## WHAT IS REQUIRED
Select the lines that hold the word "fault" and copy each one.

## INPUT
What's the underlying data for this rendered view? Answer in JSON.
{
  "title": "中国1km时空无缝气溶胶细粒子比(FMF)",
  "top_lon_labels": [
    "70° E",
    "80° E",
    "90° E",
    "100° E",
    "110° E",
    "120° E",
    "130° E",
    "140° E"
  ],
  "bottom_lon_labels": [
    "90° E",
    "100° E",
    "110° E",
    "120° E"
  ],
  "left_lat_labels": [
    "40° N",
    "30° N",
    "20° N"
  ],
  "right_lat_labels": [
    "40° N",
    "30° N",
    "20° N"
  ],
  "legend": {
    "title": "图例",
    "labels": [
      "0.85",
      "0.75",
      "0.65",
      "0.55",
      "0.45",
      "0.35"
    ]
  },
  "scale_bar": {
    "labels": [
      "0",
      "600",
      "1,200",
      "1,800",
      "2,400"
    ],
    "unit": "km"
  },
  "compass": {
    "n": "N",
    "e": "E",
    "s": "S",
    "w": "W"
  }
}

--

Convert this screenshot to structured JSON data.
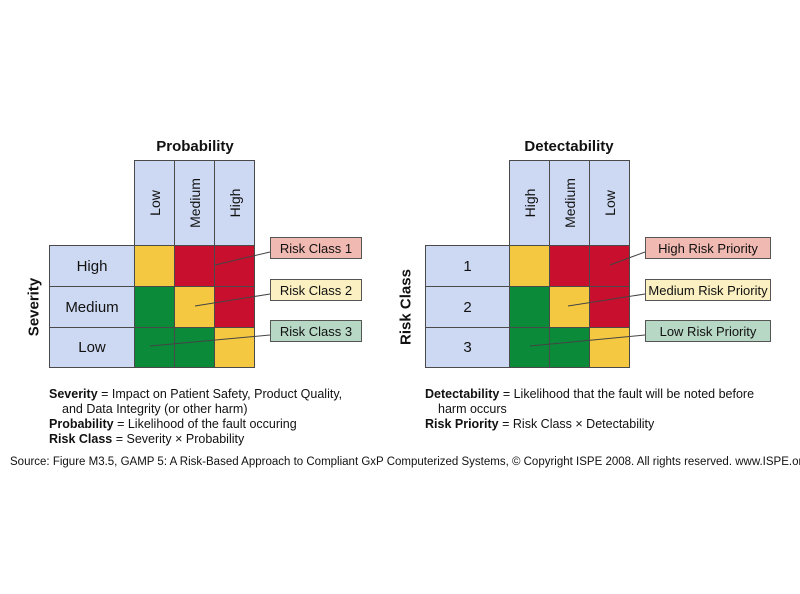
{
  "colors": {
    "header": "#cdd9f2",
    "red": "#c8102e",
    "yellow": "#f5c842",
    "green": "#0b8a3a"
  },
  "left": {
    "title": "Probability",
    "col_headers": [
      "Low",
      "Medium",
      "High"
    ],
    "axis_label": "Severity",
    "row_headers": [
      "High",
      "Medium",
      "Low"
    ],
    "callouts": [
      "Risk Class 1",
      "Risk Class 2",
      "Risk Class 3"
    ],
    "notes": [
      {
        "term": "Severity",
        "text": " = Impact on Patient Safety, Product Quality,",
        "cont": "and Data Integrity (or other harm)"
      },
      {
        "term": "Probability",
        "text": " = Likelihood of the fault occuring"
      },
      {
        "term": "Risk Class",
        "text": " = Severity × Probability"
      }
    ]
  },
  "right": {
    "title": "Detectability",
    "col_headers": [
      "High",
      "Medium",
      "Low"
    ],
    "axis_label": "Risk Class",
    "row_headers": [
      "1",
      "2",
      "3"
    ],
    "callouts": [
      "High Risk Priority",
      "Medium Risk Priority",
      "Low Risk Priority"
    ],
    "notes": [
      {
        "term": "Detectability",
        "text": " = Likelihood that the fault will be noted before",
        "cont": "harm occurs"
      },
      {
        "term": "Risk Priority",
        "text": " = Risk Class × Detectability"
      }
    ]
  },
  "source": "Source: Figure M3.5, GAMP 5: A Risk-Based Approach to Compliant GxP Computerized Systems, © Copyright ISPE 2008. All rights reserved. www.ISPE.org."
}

## COMPLETED TASK
        "text": " = Likelihood of the fault occuring"
        "text": " = Likelihood that the fault will be noted before",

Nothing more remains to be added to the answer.